Scan the following material for the string "this" and copy each line in which it appears.

(Chart and figure data)

"""

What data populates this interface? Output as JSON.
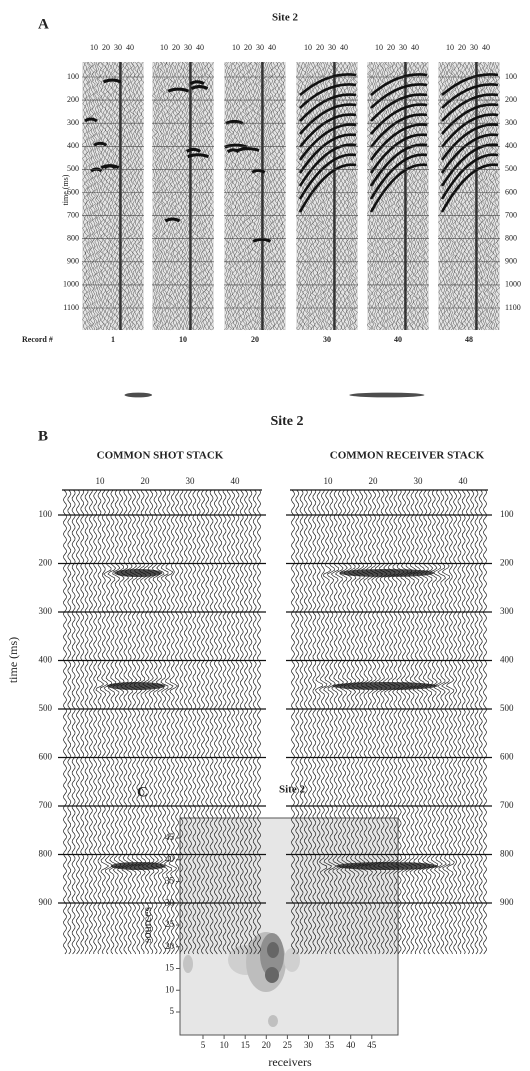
{
  "panel_a": {
    "letter": "A",
    "title": "Site 2",
    "y_label": "time (ms)",
    "record_label": "Record #",
    "records": [
      "1",
      "10",
      "20",
      "30",
      "40",
      "48"
    ],
    "x_ticks": [
      "10",
      "20",
      "30",
      "40"
    ],
    "y_ticks": [
      "100",
      "200",
      "300",
      "400",
      "500",
      "600",
      "700",
      "800",
      "900",
      "1000",
      "1100"
    ]
  },
  "panel_b": {
    "letter": "B",
    "title": "Site 2",
    "left_title": "COMMON SHOT STACK",
    "right_title": "COMMON RECEIVER STACK",
    "y_label": "time (ms)",
    "x_ticks": [
      "10",
      "20",
      "30",
      "40"
    ],
    "y_ticks": [
      "100",
      "200",
      "300",
      "400",
      "500",
      "600",
      "700",
      "800",
      "900"
    ]
  },
  "panel_c": {
    "letter": "C",
    "title": "Site 2",
    "x_label": "receivers",
    "y_label": "sources",
    "x_ticks": [
      "5",
      "10",
      "15",
      "20",
      "25",
      "30",
      "35",
      "40",
      "45"
    ],
    "y_ticks": [
      "5",
      "10",
      "15",
      "20",
      "25",
      "30",
      "35",
      "40",
      "45"
    ]
  }
}
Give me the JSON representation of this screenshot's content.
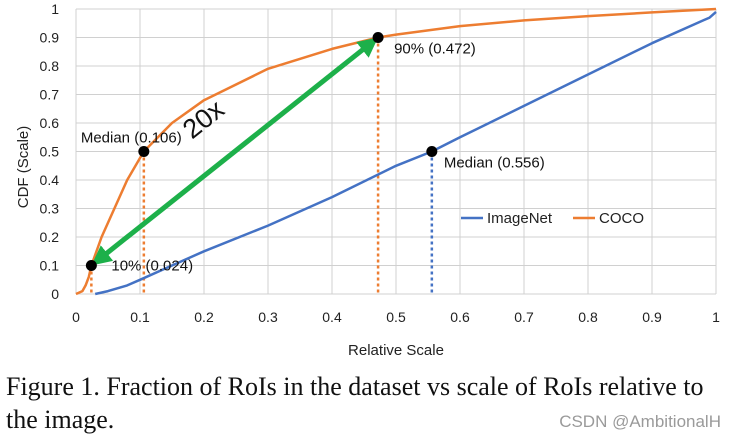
{
  "chart_data": {
    "type": "line",
    "xlabel": "Relative Scale",
    "ylabel": "CDF (Scale)",
    "xlim": [
      0,
      1
    ],
    "ylim": [
      0,
      1
    ],
    "xticks": [
      "0",
      "0.1",
      "0.2",
      "0.3",
      "0.4",
      "0.5",
      "0.6",
      "0.7",
      "0.8",
      "0.9",
      "1"
    ],
    "yticks": [
      "0",
      "0.1",
      "0.2",
      "0.3",
      "0.4",
      "0.5",
      "0.6",
      "0.7",
      "0.8",
      "0.9",
      "1"
    ],
    "grid": true,
    "legend_position": "right",
    "series": [
      {
        "name": "ImageNet",
        "color": "#4472c4",
        "x": [
          0.03,
          0.05,
          0.08,
          0.1,
          0.15,
          0.2,
          0.3,
          0.4,
          0.5,
          0.556,
          0.6,
          0.7,
          0.8,
          0.9,
          0.98,
          0.99,
          1.0
        ],
        "y": [
          0.0,
          0.01,
          0.03,
          0.05,
          0.1,
          0.15,
          0.24,
          0.34,
          0.45,
          0.5,
          0.55,
          0.66,
          0.77,
          0.88,
          0.96,
          0.97,
          0.99
        ]
      },
      {
        "name": "COCO",
        "color": "#ed7d31",
        "x": [
          0.0,
          0.01,
          0.015,
          0.02,
          0.024,
          0.04,
          0.06,
          0.08,
          0.106,
          0.15,
          0.2,
          0.3,
          0.4,
          0.472,
          0.5,
          0.6,
          0.7,
          0.8,
          0.9,
          1.0
        ],
        "y": [
          0.0,
          0.01,
          0.03,
          0.06,
          0.1,
          0.2,
          0.3,
          0.4,
          0.5,
          0.6,
          0.68,
          0.79,
          0.86,
          0.9,
          0.91,
          0.94,
          0.96,
          0.975,
          0.988,
          1.0
        ]
      }
    ],
    "markers": [
      {
        "x": 0.024,
        "y": 0.1,
        "label": "10% (0.024)",
        "color": "#ed7d31"
      },
      {
        "x": 0.106,
        "y": 0.5,
        "label": "Median (0.106)",
        "color": "#ed7d31"
      },
      {
        "x": 0.472,
        "y": 0.9,
        "label": "90% (0.472)",
        "color": "#ed7d31"
      },
      {
        "x": 0.556,
        "y": 0.5,
        "label": "Median (0.556)",
        "color": "#4472c4"
      }
    ],
    "arrow": {
      "from": [
        0.024,
        0.1
      ],
      "to": [
        0.472,
        0.9
      ],
      "label": "20x",
      "color": "#1db04a"
    }
  },
  "caption": "Figure 1. Fraction of RoIs in the dataset vs scale of RoIs relative to the image.",
  "watermark": "CSDN @AmbitionalH"
}
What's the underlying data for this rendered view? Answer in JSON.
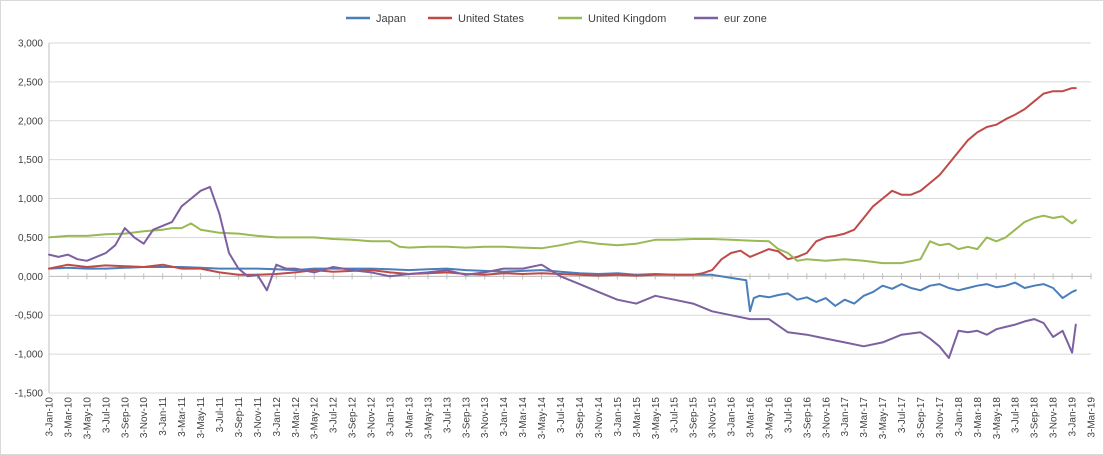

"""

§ **The result**:
What data populates this interface? Output as JSON.
Give me the JSON representation of this screenshot's content.
What's the underlying data for this rendered view? Answer in JSON.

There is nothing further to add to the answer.